-------- EXTRACTED MATERIAL --------

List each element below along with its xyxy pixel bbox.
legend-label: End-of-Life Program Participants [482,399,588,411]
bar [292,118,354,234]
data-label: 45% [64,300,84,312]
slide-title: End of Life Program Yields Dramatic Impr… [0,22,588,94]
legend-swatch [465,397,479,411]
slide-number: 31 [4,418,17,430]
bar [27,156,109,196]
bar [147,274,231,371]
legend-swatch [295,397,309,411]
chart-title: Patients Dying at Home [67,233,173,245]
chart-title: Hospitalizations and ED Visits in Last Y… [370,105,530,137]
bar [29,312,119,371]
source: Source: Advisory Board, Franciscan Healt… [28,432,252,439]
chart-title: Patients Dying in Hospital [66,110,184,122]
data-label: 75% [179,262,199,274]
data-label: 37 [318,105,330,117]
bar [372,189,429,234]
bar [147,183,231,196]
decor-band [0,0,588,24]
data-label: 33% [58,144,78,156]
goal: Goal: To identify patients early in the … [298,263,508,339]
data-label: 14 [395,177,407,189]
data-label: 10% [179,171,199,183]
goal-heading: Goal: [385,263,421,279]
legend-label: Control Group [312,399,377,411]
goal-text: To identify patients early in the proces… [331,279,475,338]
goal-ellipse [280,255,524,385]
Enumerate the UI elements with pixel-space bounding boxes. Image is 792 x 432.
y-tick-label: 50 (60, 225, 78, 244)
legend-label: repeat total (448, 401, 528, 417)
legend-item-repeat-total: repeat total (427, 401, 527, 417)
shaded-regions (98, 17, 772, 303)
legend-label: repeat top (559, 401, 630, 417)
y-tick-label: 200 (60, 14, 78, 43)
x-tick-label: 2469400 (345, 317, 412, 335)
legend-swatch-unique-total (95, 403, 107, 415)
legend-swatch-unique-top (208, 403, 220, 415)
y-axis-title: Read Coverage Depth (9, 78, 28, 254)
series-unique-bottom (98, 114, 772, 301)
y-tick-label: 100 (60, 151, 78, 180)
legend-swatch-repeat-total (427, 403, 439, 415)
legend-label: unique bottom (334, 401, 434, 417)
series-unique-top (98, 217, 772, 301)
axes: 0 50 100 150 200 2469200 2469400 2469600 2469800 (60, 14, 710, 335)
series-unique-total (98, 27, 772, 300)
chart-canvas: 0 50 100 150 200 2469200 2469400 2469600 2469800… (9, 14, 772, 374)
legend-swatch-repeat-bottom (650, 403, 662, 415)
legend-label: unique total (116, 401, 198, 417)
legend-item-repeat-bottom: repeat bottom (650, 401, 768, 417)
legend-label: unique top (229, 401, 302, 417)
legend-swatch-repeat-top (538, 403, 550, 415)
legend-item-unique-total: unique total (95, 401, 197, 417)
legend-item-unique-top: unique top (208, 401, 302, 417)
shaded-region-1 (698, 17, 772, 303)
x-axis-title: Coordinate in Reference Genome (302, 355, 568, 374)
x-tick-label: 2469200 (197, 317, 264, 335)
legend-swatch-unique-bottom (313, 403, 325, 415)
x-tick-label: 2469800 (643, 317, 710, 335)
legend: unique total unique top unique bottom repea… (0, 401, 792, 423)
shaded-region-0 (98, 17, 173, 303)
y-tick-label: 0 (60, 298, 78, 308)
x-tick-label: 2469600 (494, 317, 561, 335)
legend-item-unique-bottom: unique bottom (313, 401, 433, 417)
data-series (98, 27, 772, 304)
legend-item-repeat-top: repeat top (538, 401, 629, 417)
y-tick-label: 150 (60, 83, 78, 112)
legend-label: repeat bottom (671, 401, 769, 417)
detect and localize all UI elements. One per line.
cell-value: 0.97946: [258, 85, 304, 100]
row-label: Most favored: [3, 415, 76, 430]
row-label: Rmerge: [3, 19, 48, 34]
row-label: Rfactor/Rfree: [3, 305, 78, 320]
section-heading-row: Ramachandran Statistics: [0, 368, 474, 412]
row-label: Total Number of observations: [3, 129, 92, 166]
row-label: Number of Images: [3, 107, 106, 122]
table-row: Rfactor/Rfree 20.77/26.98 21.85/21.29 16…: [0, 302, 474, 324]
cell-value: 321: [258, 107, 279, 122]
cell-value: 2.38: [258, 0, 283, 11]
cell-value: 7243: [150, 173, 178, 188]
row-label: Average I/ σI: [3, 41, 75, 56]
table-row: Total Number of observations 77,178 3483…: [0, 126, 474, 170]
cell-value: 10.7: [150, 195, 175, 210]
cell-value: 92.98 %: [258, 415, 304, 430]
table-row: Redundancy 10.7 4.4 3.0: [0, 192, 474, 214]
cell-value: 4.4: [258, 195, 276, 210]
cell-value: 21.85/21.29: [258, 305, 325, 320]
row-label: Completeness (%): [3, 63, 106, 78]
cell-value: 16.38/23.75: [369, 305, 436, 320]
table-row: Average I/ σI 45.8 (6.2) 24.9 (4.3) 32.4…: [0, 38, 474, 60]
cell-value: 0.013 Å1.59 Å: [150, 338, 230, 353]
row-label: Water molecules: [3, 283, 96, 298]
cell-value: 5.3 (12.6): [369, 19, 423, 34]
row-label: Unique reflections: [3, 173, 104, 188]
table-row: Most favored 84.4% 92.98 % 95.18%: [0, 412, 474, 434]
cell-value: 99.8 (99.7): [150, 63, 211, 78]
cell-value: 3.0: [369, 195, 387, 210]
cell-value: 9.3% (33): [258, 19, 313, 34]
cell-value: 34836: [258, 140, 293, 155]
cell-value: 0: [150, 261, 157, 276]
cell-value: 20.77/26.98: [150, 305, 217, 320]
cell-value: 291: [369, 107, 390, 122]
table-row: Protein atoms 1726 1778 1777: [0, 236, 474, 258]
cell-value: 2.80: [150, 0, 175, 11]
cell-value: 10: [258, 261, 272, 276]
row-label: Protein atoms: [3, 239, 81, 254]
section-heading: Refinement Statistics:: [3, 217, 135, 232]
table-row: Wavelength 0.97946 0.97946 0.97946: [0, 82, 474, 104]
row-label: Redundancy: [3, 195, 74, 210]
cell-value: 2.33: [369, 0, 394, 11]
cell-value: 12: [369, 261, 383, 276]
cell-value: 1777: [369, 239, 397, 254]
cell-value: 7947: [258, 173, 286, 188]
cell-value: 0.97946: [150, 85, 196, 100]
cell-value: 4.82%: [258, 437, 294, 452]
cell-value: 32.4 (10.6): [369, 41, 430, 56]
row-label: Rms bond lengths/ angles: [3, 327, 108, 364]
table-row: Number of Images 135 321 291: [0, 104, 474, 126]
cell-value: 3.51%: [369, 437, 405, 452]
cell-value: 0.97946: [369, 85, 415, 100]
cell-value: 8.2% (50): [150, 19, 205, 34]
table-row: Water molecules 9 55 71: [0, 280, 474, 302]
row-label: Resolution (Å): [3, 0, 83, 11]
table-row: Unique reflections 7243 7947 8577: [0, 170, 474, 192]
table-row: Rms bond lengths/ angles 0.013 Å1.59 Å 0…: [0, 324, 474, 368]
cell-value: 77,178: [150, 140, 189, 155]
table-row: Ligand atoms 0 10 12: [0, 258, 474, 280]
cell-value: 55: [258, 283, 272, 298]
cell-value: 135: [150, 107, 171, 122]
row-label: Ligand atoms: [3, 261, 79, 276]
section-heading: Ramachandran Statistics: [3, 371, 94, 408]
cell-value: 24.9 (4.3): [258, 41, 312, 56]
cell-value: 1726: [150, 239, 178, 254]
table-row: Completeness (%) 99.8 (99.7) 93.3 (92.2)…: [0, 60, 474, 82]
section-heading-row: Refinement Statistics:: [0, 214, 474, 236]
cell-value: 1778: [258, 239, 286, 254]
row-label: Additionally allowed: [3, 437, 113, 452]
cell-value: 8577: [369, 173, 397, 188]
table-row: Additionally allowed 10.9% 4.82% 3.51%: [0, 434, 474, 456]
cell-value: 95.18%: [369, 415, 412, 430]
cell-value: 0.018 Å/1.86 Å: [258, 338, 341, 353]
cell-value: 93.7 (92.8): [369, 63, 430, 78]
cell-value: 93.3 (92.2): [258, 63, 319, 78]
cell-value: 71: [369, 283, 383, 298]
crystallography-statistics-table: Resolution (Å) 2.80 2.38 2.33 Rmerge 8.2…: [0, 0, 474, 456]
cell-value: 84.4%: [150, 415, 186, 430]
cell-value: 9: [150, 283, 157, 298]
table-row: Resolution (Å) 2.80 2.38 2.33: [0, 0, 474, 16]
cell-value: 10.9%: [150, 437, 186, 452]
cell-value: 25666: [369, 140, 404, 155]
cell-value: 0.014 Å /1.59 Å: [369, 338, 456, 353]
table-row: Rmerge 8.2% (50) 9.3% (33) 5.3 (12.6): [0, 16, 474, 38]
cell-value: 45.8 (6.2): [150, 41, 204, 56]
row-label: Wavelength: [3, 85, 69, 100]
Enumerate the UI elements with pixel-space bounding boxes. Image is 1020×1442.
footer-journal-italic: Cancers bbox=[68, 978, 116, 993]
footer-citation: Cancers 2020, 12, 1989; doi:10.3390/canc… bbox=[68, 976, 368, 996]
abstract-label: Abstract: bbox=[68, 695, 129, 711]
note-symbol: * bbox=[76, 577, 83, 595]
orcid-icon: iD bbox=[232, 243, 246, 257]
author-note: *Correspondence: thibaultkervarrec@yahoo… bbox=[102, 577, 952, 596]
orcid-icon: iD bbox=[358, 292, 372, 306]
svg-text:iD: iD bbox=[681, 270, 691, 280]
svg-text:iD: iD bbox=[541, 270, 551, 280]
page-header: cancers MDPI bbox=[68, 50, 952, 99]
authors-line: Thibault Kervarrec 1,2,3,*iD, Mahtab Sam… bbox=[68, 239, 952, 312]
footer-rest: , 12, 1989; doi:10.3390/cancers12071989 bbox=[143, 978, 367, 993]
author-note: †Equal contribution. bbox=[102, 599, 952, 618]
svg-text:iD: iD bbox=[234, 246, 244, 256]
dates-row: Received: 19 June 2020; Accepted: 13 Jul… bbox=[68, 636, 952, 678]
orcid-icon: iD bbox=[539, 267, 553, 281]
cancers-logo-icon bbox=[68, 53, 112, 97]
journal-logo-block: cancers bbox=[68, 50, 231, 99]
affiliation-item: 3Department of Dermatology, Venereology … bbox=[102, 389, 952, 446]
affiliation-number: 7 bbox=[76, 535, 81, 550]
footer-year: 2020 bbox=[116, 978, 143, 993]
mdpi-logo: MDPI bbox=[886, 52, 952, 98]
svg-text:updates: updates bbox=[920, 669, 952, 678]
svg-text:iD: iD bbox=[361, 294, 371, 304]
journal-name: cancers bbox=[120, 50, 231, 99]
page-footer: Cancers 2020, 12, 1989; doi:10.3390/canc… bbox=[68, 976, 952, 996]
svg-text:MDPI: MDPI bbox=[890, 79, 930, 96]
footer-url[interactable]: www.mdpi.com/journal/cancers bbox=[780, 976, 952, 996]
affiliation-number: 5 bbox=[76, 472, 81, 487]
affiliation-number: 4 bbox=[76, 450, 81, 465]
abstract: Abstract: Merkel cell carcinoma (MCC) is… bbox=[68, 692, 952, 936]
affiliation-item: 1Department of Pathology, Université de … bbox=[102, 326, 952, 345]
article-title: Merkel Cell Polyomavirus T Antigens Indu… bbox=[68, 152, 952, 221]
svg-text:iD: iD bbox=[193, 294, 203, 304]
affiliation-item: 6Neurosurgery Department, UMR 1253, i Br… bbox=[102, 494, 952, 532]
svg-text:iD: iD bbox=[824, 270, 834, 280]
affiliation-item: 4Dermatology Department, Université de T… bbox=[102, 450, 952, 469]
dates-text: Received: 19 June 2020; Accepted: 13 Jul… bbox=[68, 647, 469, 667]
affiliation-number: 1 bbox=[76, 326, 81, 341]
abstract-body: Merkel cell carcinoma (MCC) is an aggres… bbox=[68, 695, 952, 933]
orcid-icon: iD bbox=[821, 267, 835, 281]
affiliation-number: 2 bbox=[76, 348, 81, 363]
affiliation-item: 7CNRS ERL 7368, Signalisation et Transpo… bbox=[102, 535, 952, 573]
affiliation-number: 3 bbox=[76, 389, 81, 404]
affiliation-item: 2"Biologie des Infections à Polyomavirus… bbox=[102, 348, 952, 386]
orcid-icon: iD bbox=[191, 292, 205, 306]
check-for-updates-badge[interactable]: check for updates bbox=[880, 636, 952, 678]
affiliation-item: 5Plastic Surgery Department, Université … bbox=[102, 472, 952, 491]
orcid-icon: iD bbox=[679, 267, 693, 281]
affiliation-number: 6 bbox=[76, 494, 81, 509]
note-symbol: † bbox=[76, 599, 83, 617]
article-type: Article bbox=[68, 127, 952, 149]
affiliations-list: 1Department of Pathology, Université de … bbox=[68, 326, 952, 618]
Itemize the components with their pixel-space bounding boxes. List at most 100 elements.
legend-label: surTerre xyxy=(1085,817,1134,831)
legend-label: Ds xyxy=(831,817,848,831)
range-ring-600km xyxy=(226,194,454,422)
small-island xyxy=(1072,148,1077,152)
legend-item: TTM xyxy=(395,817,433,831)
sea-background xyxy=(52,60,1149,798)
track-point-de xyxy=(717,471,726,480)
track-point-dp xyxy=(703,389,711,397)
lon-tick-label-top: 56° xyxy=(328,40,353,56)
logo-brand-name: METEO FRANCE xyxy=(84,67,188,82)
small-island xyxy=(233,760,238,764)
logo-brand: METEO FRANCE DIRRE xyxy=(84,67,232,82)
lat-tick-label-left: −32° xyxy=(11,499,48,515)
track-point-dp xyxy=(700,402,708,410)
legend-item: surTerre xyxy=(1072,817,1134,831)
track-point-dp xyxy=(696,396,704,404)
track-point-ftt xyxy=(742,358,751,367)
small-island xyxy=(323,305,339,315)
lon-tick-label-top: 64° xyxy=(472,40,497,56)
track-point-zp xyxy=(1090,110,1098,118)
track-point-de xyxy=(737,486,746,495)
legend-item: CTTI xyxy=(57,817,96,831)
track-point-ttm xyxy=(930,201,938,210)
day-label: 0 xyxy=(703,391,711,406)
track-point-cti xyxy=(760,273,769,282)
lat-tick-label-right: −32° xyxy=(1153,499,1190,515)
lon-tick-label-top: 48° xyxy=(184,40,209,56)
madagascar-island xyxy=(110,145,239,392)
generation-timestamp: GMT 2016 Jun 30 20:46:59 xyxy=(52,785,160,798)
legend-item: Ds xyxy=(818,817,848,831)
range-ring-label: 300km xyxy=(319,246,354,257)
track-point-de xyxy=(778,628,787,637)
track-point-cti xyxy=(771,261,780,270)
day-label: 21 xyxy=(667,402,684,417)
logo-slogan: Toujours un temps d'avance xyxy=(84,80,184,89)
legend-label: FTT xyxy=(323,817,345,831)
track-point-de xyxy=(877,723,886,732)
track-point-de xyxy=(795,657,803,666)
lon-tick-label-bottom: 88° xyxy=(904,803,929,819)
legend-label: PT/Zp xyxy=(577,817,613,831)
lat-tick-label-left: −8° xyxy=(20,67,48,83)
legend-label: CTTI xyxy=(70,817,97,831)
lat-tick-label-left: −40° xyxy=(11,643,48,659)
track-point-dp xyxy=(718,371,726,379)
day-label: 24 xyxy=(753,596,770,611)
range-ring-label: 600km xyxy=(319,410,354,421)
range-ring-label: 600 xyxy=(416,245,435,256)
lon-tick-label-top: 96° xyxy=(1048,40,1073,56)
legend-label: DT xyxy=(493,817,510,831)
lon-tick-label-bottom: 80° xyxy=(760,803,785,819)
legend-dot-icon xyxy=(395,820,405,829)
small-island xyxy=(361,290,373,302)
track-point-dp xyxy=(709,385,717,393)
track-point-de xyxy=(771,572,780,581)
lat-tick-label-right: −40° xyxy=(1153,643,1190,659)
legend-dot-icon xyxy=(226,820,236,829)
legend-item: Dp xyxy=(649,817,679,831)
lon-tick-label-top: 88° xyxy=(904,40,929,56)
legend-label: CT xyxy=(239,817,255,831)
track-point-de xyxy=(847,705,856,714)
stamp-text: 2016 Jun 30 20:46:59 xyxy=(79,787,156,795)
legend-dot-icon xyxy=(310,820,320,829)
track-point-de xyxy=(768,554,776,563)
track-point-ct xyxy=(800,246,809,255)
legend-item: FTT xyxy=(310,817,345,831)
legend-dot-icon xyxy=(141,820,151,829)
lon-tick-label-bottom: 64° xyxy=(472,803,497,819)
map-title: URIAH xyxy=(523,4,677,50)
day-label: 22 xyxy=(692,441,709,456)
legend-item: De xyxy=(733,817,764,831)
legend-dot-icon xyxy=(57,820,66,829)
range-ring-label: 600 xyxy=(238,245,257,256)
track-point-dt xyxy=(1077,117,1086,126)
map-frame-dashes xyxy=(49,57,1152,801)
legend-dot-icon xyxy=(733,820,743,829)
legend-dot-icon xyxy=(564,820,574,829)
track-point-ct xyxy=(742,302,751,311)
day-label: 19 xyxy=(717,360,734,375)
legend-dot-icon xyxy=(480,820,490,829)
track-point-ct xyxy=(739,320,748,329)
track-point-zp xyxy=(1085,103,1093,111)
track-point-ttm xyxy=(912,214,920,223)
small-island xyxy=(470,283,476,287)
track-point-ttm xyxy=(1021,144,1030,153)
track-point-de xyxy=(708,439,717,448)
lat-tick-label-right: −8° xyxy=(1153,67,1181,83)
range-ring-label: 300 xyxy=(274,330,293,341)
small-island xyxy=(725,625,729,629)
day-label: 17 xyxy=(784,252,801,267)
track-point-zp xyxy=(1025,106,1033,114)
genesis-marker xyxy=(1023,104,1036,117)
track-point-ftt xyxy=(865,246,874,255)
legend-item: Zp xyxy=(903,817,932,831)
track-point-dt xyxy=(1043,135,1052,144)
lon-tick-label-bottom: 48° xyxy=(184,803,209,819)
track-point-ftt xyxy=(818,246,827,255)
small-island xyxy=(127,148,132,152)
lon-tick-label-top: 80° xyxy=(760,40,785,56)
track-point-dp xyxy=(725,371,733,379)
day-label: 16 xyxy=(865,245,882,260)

--------

In the records above, how many lines hold the string "repeat"? Reply with only the number.

9